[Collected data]
****

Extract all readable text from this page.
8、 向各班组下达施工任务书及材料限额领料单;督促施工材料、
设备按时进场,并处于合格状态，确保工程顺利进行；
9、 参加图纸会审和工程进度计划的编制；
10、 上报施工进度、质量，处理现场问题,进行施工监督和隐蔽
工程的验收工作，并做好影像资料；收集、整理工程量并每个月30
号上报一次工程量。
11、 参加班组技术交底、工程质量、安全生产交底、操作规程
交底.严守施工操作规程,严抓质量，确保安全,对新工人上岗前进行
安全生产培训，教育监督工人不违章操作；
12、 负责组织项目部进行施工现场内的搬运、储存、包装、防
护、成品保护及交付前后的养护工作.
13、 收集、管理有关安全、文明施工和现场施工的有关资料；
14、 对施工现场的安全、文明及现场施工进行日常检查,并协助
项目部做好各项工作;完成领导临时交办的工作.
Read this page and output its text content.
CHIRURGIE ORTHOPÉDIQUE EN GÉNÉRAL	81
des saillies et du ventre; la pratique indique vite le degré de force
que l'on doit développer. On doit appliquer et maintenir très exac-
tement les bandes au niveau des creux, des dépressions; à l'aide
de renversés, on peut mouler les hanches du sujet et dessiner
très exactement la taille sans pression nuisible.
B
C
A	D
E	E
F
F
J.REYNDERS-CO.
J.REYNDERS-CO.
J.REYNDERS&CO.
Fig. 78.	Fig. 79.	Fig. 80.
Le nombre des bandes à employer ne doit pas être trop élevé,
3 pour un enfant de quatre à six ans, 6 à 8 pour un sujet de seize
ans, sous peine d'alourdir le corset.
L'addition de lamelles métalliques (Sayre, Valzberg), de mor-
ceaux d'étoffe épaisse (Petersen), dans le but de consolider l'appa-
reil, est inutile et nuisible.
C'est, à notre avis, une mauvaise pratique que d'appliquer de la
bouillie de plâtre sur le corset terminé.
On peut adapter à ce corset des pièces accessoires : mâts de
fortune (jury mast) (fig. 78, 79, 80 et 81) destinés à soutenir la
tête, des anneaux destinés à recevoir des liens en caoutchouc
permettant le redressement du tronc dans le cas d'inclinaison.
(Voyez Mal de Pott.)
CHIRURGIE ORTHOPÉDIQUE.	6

****

Output all preceding records character for character.

Extract all readable text from this page.
8、 向各班组下达施工任务书及材料限额领料单;督促施工材料、
设备按时进场,并处于合格状态，确保工程顺利进行；
9、 参加图纸会审和工程进度计划的编制；
10、 上报施工进度、质量，处理现场问题,进行施工监督和隐蔽
工程的验收工作，并做好影像资料；收集、整理工程量并每个月30
号上报一次工程量。
11、 参加班组技术交底、工程质量、安全生产交底、操作规程
交底.严守施工操作规程,严抓质量，确保安全,对新工人上岗前进行
安全生产培训，教育监督工人不违章操作；
12、 负责组织项目部进行施工现场内的搬运、储存、包装、防
护、成品保护及交付前后的养护工作.
13、 收集、管理有关安全、文明施工和现场施工的有关资料；
14、 对施工现场的安全、文明及现场施工进行日常检查,并协助
项目部做好各项工作;完成领导临时交办的工作.
Read this page and output its text content.
CHIRURGIE ORTHOPÉDIQUE EN GÉNÉRAL	81
des saillies et du ventre; la pratique indique vite le degré de force
que l'on doit développer. On doit appliquer et maintenir très exac-
tement les bandes au niveau des creux, des dépressions; à l'aide
de renversés, on peut mouler les hanches du sujet et dessiner
très exactement la taille sans pression nuisible.
B
C
A	D
E	E
F
F
J.REYNDERS-CO.
J.REYNDERS-CO.
J.REYNDERS&CO.
Fig. 78.	Fig. 79.	Fig. 80.
Le nombre des bandes à employer ne doit pas être trop élevé,
3 pour un enfant de quatre à six ans, 6 à 8 pour un sujet de seize
ans, sous peine d'alourdir le corset.
L'addition de lamelles métalliques (Sayre, Valzberg), de mor-
ceaux d'étoffe épaisse (Petersen), dans le but de consolider l'appa-
reil, est inutile et nuisible.
C'est, à notre avis, une mauvaise pratique que d'appliquer de la
bouillie de plâtre sur le corset terminé.
On peut adapter à ce corset des pièces accessoires : mâts de
fortune (jury mast) (fig. 78, 79, 80 et 81) destinés à soutenir la
tête, des anneaux destinés à recevoir des liens en caoutchouc
permettant le redressement du tronc dans le cas d'inclinaison.
(Voyez Mal de Pott.)
CHIRURGIE ORTHOPÉDIQUE.	6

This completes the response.